═════ Task data ═════

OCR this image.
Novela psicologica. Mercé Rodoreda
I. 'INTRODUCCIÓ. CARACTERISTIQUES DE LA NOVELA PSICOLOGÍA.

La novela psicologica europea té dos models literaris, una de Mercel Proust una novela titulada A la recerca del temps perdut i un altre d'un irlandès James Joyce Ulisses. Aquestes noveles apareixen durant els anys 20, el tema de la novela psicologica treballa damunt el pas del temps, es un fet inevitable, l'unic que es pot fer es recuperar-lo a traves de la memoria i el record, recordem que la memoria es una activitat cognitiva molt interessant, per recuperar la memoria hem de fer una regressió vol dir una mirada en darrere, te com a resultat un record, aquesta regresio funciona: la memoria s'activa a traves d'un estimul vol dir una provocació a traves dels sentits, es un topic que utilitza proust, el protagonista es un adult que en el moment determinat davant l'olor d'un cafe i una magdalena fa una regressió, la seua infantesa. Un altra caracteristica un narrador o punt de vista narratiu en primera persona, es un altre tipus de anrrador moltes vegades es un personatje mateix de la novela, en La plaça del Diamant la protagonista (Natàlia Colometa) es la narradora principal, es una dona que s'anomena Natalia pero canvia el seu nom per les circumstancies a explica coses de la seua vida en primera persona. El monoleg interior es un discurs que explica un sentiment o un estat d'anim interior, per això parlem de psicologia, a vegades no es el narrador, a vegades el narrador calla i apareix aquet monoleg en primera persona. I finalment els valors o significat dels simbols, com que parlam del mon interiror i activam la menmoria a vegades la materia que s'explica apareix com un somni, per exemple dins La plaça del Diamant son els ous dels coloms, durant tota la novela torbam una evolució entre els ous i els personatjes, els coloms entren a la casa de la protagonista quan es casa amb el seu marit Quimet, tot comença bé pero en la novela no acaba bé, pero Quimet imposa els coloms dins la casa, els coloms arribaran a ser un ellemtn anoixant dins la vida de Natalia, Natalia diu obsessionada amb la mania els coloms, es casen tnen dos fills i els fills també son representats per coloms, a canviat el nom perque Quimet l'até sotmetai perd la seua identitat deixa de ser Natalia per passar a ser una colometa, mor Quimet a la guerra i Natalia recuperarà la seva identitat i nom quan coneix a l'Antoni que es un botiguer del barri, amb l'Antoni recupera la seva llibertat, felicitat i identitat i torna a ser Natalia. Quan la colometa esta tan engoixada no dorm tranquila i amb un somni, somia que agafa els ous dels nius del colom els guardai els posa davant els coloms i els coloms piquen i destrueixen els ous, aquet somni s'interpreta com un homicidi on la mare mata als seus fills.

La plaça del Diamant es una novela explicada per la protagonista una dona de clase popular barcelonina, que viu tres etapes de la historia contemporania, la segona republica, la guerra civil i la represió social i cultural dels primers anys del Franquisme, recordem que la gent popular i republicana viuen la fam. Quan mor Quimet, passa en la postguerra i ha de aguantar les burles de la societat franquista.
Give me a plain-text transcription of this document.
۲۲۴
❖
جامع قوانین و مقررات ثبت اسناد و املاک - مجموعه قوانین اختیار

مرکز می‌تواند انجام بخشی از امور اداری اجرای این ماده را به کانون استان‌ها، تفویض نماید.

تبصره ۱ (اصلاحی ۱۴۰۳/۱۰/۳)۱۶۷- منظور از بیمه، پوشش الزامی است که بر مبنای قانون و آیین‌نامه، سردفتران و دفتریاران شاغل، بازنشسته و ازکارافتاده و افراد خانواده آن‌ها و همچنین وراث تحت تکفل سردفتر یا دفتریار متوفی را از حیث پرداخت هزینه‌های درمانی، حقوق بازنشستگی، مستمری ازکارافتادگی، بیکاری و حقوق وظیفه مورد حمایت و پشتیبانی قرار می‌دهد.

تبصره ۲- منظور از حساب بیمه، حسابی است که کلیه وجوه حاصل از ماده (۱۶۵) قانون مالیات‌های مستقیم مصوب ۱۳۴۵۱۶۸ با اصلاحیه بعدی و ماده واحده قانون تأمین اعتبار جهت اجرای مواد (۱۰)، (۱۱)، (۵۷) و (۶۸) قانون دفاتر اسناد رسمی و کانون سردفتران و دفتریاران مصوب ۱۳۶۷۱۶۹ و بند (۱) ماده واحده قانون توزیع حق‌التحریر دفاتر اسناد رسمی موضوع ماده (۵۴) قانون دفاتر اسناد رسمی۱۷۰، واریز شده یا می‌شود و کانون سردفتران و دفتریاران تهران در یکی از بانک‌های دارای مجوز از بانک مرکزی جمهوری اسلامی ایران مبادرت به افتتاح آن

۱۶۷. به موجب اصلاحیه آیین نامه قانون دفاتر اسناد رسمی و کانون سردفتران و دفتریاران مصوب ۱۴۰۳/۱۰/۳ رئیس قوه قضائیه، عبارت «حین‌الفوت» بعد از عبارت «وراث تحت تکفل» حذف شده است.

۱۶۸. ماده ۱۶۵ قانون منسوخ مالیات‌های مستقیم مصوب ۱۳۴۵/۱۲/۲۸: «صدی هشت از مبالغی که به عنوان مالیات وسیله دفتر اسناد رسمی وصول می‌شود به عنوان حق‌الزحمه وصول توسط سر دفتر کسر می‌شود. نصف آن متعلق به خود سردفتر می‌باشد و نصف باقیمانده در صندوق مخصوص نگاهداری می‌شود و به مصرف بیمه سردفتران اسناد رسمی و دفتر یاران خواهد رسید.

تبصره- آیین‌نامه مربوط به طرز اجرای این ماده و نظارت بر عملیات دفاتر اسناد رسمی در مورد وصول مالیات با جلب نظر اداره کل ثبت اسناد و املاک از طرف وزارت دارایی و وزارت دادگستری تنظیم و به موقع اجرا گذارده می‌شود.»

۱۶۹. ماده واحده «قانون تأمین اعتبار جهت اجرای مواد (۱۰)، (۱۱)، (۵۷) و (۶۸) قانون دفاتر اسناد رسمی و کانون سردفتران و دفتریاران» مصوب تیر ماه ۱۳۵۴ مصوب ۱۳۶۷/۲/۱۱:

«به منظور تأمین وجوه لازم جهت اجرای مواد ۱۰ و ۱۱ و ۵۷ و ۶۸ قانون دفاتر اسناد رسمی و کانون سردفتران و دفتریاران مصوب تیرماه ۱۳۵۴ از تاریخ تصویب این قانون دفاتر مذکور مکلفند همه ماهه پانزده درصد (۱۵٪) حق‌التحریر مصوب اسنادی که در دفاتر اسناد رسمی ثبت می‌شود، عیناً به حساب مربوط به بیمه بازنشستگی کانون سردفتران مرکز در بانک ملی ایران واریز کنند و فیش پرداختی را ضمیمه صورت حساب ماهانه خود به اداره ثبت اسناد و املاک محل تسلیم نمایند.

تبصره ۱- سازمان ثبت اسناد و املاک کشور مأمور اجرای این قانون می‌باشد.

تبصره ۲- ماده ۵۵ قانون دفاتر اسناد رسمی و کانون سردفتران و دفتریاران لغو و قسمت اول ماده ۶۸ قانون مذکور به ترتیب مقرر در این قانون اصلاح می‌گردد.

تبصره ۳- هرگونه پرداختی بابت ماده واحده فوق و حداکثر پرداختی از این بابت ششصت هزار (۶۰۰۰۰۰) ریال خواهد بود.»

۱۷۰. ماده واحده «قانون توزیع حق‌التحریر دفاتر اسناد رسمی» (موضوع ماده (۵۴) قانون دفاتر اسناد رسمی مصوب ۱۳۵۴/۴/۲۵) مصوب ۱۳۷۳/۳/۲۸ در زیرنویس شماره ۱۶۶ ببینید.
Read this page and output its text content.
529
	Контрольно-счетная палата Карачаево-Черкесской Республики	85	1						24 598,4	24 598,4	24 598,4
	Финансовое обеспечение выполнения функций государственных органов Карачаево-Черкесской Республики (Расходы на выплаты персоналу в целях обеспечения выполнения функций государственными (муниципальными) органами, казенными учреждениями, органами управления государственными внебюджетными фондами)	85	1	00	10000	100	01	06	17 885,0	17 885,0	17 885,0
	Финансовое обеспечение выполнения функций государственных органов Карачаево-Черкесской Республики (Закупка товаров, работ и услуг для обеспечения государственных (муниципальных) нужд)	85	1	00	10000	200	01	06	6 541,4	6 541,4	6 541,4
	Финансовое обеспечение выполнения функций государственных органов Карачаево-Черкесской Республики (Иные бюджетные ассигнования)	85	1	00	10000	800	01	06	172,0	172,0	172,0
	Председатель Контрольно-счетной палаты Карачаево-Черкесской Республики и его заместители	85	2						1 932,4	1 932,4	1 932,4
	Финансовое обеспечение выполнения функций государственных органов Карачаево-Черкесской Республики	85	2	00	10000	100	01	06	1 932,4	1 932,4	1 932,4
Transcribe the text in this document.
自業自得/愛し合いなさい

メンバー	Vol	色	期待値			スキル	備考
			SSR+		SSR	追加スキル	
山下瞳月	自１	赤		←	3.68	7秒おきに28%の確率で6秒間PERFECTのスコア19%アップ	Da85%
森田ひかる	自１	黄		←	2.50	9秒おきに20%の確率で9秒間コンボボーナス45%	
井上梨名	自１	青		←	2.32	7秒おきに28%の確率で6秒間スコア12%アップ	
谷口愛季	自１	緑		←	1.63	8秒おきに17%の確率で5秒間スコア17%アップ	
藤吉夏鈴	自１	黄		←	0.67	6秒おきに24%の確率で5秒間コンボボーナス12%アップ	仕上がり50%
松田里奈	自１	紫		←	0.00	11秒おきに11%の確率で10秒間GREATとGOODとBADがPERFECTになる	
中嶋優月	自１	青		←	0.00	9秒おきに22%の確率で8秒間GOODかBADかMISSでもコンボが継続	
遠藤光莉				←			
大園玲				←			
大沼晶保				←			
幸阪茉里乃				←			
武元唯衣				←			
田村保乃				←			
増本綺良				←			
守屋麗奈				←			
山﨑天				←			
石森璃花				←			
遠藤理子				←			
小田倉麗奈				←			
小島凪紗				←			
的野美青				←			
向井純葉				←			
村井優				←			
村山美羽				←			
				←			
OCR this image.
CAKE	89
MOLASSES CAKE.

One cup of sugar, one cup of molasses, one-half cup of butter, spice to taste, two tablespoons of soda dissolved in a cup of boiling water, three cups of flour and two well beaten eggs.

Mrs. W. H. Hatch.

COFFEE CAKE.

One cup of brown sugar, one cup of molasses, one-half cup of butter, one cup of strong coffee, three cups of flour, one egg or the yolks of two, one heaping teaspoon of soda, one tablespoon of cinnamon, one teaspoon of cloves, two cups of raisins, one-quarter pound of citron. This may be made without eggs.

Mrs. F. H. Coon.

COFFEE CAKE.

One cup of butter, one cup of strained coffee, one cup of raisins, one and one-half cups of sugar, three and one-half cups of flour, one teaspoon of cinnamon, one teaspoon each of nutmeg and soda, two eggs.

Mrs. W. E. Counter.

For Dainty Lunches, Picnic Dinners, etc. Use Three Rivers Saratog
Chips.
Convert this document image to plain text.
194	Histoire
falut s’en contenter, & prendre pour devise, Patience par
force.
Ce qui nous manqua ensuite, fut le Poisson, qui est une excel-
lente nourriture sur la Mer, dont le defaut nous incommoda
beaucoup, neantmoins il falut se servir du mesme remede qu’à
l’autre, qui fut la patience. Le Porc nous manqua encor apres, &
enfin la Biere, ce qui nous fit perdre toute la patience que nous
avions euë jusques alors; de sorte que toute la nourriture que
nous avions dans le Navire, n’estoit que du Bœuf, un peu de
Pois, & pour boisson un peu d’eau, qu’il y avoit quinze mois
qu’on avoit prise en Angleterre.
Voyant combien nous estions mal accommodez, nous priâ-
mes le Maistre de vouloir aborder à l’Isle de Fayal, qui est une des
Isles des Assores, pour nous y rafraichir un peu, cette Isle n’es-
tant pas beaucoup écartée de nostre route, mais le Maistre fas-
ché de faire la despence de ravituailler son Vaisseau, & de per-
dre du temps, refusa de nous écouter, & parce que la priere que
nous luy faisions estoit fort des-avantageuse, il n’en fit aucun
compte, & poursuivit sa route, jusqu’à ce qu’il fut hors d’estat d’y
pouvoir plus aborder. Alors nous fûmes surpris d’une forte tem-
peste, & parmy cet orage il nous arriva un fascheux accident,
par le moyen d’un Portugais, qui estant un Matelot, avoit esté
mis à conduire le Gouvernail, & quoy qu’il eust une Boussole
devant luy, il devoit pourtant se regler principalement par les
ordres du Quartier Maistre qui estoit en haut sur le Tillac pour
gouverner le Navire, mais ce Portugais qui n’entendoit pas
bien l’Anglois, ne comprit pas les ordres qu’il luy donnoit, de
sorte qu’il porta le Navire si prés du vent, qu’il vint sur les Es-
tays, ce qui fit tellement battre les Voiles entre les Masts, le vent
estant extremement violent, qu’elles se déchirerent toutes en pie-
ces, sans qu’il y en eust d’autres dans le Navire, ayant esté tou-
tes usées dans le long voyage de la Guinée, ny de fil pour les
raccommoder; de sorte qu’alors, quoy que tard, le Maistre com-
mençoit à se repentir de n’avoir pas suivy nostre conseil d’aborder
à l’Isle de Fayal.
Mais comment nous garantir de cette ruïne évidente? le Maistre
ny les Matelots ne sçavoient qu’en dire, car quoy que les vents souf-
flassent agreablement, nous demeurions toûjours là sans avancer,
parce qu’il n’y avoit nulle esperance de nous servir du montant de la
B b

═════

Work to do
Working from the material above, state how many lines contain "مربوط"; give only the number.

Complete answer
2